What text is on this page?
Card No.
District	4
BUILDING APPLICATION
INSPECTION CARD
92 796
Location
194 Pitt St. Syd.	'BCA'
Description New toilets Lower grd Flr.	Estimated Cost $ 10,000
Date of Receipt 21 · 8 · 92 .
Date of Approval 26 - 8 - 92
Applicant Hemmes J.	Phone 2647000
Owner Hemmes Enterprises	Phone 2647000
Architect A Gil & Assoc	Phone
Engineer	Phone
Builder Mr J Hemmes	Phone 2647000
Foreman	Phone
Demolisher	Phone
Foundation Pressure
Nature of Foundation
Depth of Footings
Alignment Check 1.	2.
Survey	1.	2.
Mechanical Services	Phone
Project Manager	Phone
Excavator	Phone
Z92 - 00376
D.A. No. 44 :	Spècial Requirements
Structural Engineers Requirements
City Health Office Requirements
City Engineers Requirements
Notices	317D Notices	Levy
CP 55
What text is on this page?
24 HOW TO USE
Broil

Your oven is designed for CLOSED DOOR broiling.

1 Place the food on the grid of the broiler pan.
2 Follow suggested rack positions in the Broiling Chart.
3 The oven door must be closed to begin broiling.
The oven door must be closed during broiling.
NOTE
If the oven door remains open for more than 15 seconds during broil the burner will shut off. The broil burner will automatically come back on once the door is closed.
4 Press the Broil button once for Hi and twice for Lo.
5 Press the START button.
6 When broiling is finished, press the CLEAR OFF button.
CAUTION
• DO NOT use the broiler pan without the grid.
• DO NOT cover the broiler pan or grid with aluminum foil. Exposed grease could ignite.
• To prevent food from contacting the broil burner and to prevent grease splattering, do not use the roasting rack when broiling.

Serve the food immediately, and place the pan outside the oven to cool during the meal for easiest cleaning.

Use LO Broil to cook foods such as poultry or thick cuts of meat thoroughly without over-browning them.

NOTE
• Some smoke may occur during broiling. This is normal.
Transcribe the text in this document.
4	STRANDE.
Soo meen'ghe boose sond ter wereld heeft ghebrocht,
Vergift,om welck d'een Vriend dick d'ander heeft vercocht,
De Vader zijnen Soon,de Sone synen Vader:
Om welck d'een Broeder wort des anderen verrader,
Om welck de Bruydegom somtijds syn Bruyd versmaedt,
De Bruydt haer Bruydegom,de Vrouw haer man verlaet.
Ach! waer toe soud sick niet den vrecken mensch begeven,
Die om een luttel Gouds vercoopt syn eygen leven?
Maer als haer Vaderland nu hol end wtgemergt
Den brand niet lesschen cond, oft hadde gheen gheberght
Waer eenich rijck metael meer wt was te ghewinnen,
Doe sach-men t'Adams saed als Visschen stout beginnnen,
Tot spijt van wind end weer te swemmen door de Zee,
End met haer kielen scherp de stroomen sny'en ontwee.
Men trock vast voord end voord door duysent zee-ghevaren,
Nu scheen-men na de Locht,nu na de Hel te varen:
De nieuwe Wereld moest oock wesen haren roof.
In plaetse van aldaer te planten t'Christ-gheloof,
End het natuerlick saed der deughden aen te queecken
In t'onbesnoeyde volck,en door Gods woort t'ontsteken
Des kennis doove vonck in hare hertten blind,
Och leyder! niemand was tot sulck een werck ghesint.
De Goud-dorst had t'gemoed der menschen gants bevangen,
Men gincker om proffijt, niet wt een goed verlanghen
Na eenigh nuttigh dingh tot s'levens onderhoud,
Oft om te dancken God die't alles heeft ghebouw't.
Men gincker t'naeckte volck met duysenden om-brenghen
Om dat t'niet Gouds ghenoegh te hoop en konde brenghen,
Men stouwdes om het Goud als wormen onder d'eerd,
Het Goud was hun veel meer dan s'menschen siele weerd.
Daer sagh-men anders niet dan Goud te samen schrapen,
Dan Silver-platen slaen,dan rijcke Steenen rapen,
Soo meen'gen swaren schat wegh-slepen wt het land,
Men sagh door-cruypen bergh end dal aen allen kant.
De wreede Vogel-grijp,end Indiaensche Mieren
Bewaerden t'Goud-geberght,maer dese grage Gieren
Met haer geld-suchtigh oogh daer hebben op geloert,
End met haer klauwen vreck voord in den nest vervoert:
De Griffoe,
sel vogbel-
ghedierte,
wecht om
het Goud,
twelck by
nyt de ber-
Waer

====

To be done »
Show the lines from the data above that contain the string "button".

Task response »
4 Press the Broil button once for Hi and twice for Lo.
5 Press the START button.
6 When broiling is finished, press the CLEAR OFF button.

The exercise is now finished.